* WHAT IS REQUIRED
The whole of the data must be transcribed exactly.

<<<<

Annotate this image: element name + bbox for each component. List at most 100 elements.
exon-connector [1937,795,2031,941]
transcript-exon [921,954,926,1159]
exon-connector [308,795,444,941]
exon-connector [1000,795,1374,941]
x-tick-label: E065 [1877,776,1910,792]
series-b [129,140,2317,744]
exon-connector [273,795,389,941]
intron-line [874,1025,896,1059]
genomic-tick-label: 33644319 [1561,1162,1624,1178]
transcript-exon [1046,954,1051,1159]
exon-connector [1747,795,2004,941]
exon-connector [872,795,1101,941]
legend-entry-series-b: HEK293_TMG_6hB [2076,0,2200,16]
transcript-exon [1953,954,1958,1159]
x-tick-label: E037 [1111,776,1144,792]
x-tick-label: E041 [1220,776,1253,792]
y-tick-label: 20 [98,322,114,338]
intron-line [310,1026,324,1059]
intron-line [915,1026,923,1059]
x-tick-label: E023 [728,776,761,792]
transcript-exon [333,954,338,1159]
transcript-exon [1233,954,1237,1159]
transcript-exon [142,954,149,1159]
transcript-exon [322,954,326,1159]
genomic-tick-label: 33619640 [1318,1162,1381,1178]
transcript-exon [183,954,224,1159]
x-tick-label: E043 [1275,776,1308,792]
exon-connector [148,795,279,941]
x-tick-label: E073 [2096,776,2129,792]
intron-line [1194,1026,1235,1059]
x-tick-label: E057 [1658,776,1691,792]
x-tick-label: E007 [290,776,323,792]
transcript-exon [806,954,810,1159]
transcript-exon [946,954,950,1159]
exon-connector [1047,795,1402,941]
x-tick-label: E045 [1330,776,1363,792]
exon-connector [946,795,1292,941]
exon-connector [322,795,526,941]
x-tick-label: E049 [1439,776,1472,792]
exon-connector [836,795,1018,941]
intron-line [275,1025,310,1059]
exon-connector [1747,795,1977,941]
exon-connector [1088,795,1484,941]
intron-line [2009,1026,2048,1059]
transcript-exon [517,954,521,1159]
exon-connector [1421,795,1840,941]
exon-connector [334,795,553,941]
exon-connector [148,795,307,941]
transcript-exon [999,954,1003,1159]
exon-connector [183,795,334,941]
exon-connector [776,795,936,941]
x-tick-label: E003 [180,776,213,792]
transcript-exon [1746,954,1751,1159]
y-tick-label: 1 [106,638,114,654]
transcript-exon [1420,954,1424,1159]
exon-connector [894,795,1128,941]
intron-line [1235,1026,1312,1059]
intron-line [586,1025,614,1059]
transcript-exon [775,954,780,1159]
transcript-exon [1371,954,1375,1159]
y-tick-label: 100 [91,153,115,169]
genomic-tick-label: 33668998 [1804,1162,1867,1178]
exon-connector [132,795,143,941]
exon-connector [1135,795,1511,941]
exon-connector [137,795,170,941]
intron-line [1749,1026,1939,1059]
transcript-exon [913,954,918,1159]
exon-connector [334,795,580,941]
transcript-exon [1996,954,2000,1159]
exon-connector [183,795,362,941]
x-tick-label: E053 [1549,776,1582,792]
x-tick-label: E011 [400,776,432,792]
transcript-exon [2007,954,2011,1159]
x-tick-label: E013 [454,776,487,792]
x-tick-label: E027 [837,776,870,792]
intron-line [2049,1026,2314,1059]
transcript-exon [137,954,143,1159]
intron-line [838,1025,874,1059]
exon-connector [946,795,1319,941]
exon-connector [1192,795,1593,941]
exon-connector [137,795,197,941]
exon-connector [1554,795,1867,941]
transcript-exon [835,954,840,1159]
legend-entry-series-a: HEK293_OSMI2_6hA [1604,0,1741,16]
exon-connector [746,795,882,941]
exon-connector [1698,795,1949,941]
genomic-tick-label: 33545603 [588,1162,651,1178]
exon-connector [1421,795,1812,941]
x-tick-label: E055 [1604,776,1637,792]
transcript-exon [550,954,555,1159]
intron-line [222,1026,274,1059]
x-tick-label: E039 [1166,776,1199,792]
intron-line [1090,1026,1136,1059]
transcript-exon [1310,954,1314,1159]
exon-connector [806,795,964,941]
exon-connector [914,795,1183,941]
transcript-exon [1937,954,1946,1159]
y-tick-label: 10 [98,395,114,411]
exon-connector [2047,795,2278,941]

>>>>

* TASK SOLUTION
Annotate this image: element name + bbox for each component. List at most 100 elements.
exon-connector [1937,795,2031,941]
transcript-exon [921,954,926,1159]
exon-connector [308,795,444,941]
exon-connector [1000,795,1374,941]
x-tick-label: E065 [1877,776,1910,792]
series-b [129,140,2317,744]
exon-connector [273,795,389,941]
intron-line [874,1025,896,1059]
genomic-tick-label: 33644319 [1561,1162,1624,1178]
transcript-exon [1046,954,1051,1159]
exon-connector [1747,795,2004,941]
exon-connector [872,795,1101,941]
legend-entry-series-b: HEK293_TMG_6hB [2076,0,2200,16]
transcript-exon [1953,954,1958,1159]
x-tick-label: E037 [1111,776,1144,792]
x-tick-label: E041 [1220,776,1253,792]
y-tick-label: 20 [98,322,114,338]
intron-line [310,1026,324,1059]
intron-line [915,1026,923,1059]
x-tick-label: E023 [728,776,761,792]
transcript-exon [333,954,338,1159]
transcript-exon [1233,954,1237,1159]
transcript-exon [142,954,149,1159]
transcript-exon [322,954,326,1159]
genomic-tick-label: 33619640 [1318,1162,1381,1178]
transcript-exon [183,954,224,1159]
x-tick-label: E043 [1275,776,1308,792]
exon-connector [148,795,279,941]
x-tick-label: E073 [2096,776,2129,792]
intron-line [1194,1026,1235,1059]
x-tick-label: E057 [1658,776,1691,792]
x-tick-label: E007 [290,776,323,792]
transcript-exon [806,954,810,1159]
transcript-exon [946,954,950,1159]
exon-connector [1047,795,1402,941]
x-tick-label: E045 [1330,776,1363,792]
exon-connector [946,795,1292,941]
exon-connector [322,795,526,941]
x-tick-label: E049 [1439,776,1472,792]
exon-connector [836,795,1018,941]
intron-line [275,1025,310,1059]
exon-connector [1747,795,1977,941]
exon-connector [1088,795,1484,941]
intron-line [2009,1026,2048,1059]
transcript-exon [517,954,521,1159]
exon-connector [1421,795,1840,941]
exon-connector [334,795,553,941]
exon-connector [148,795,307,941]
transcript-exon [999,954,1003,1159]
exon-connector [183,795,334,941]
exon-connector [776,795,936,941]
x-tick-label: E003 [180,776,213,792]
transcript-exon [1746,954,1751,1159]
y-tick-label: 1 [106,638,114,654]
transcript-exon [1420,954,1424,1159]
exon-connector [894,795,1128,941]
intron-line [1235,1026,1312,1059]
intron-line [586,1025,614,1059]
transcript-exon [775,954,780,1159]
transcript-exon [1371,954,1375,1159]
y-tick-label: 100 [91,153,115,169]
genomic-tick-label: 33668998 [1804,1162,1867,1178]
exon-connector [132,795,143,941]
exon-connector [1135,795,1511,941]
exon-connector [137,795,170,941]
intron-line [1749,1026,1939,1059]
transcript-exon [913,954,918,1159]
exon-connector [334,795,580,941]
transcript-exon [1996,954,2000,1159]
exon-connector [183,795,362,941]
x-tick-label: E053 [1549,776,1582,792]
x-tick-label: E011 [400,776,432,792]
transcript-exon [2007,954,2011,1159]
x-tick-label: E013 [454,776,487,792]
x-tick-label: E027 [837,776,870,792]
intron-line [2049,1026,2314,1059]
transcript-exon [137,954,143,1159]
intron-line [838,1025,874,1059]
exon-connector [946,795,1319,941]
exon-connector [1192,795,1593,941]
exon-connector [137,795,197,941]
exon-connector [1554,795,1867,941]
transcript-exon [835,954,840,1159]
legend-entry-series-a: HEK293_OSMI2_6hA [1604,0,1741,16]
exon-connector [746,795,882,941]
exon-connector [1698,795,1949,941]
genomic-tick-label: 33545603 [588,1162,651,1178]
exon-connector [1421,795,1812,941]
x-tick-label: E055 [1604,776,1637,792]
transcript-exon [550,954,555,1159]
intron-line [222,1026,274,1059]
x-tick-label: E039 [1166,776,1199,792]
intron-line [1090,1026,1136,1059]
transcript-exon [1310,954,1314,1159]
exon-connector [806,795,964,941]
exon-connector [914,795,1183,941]
transcript-exon [1937,954,1946,1159]
y-tick-label: 10 [98,395,114,411]
exon-connector [2047,795,2278,941]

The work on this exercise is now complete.